>> Begin EXERCISE INPUT

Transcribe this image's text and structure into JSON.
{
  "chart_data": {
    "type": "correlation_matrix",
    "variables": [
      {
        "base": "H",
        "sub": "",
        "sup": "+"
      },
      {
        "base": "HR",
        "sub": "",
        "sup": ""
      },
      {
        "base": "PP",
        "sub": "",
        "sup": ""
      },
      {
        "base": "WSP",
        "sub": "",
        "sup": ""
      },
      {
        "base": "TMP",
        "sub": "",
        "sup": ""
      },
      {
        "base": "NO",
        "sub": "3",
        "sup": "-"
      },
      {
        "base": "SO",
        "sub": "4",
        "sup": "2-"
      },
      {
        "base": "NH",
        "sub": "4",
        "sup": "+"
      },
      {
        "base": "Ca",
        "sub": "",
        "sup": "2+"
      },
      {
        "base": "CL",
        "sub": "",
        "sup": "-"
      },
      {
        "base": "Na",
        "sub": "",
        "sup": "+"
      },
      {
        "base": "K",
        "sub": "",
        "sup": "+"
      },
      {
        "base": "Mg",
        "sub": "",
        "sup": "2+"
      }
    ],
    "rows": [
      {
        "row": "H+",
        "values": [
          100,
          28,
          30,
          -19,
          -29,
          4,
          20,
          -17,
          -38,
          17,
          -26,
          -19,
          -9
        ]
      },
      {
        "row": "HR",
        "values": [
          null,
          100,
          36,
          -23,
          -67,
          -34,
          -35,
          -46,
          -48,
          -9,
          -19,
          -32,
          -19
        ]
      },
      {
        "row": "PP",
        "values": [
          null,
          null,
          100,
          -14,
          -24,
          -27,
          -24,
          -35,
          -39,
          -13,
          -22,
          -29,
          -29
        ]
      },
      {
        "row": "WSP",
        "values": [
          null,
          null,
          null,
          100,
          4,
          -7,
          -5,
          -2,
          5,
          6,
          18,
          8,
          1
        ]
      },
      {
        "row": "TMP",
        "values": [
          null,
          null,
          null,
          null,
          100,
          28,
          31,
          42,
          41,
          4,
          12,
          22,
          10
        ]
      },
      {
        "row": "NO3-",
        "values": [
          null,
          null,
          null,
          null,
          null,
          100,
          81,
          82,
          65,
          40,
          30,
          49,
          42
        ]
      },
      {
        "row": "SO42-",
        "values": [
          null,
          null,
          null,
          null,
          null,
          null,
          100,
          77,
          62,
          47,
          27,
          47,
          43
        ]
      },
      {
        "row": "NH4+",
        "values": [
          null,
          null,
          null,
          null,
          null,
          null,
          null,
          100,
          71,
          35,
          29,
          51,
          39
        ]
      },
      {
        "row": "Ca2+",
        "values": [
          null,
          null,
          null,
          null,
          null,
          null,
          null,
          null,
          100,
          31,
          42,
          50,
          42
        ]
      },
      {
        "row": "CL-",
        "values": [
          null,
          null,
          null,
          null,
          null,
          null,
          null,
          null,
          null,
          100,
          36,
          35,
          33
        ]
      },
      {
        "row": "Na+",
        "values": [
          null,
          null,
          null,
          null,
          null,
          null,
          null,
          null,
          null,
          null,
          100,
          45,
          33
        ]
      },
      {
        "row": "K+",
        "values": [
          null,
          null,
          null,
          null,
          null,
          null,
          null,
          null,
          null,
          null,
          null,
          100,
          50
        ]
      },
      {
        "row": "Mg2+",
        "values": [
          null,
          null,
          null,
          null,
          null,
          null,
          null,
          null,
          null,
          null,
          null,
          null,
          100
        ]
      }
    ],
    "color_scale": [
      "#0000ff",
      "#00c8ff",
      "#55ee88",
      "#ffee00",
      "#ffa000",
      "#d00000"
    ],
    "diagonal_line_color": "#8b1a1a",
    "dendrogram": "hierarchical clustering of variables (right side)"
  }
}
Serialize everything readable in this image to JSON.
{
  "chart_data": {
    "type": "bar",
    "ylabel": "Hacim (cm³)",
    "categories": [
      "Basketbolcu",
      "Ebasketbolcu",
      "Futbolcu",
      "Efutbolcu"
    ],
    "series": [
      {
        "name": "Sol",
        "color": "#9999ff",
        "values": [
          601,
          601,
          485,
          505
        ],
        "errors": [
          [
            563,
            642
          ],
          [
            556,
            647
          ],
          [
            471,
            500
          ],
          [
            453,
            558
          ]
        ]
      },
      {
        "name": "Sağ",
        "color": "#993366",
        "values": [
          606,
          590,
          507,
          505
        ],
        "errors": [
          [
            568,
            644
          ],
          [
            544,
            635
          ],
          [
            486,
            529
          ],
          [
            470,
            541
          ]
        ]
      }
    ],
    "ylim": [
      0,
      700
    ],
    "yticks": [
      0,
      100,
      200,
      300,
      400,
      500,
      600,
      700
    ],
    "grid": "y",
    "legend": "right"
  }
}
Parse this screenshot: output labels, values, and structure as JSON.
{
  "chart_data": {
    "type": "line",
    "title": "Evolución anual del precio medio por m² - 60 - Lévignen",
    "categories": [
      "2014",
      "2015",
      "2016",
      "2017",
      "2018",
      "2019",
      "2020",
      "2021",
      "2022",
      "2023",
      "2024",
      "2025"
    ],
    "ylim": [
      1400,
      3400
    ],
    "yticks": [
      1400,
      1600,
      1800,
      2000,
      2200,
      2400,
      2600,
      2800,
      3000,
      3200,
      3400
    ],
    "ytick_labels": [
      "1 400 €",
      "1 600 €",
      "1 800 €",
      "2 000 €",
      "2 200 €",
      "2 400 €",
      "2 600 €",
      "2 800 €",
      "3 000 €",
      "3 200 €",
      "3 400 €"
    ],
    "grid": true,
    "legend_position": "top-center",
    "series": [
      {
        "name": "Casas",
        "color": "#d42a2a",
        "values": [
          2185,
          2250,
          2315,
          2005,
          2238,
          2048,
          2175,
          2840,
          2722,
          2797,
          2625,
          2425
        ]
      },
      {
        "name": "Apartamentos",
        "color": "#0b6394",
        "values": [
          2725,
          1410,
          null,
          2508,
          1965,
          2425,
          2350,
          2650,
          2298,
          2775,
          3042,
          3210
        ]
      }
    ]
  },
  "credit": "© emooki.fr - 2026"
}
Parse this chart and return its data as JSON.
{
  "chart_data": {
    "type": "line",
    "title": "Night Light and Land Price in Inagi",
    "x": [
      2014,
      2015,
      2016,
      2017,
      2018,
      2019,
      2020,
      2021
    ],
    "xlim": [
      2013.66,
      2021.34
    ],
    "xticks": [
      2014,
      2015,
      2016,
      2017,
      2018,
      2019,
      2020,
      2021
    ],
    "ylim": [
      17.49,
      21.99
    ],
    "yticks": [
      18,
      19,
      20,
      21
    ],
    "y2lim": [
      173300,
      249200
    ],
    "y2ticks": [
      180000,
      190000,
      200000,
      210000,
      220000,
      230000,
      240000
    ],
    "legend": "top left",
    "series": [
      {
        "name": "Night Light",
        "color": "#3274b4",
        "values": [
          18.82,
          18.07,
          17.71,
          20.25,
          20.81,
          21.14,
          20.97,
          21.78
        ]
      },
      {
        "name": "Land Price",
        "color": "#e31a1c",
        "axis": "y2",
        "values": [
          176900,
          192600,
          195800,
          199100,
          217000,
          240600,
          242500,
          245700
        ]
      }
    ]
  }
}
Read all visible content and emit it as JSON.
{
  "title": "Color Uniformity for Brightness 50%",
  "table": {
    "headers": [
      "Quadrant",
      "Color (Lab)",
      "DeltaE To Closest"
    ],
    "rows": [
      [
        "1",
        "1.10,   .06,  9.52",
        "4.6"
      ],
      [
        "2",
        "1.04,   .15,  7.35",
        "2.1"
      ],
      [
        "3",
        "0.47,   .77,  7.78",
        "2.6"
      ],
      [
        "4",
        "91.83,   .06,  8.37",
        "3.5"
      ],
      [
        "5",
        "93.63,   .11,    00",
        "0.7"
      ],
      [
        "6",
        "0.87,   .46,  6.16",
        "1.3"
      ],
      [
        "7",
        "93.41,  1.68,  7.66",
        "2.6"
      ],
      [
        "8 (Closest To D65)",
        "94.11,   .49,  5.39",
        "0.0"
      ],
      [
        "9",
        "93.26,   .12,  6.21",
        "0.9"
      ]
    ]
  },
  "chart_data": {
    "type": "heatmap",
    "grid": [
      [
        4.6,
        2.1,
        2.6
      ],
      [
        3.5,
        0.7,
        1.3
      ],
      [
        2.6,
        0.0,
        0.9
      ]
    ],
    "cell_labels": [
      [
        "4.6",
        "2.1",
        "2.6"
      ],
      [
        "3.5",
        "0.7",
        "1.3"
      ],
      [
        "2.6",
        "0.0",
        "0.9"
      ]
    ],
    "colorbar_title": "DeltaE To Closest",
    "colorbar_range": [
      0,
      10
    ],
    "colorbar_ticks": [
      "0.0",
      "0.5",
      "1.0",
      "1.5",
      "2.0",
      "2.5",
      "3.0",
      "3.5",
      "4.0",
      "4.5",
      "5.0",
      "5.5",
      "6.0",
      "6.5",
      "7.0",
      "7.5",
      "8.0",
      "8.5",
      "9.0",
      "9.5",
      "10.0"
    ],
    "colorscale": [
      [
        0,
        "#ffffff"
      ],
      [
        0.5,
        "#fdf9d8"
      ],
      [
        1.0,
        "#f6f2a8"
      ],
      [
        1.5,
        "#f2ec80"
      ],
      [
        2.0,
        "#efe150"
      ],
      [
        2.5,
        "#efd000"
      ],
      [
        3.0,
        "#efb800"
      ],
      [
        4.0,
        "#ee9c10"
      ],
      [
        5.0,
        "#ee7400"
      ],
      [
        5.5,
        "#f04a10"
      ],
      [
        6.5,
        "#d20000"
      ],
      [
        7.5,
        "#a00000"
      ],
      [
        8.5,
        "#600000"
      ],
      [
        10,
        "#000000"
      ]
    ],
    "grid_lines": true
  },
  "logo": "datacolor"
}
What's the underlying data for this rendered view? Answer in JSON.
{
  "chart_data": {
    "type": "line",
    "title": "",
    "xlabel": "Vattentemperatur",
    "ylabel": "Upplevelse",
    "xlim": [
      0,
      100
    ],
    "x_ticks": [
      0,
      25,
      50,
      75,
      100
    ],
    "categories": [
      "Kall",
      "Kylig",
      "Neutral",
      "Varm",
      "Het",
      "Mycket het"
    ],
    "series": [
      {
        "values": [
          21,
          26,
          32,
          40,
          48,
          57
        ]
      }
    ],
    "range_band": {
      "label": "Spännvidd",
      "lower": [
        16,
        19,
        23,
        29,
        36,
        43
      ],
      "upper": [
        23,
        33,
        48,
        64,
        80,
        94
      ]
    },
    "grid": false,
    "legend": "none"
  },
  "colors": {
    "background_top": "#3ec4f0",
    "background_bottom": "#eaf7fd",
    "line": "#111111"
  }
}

>> End EXERCISE INPUT

STATED TASK: Find each line holding "JSON". Copy it out.

PROBLEM SOLUTION:
Transcribe this image's text and structure into JSON.
Serialize everything readable in this image to JSON.
Parse this screenshot: output labels, values, and structure as JSON.
Parse this chart and return its data as JSON.
Read all visible content and emit it as JSON.
What's the underlying data for this rendered view? Answer in JSON.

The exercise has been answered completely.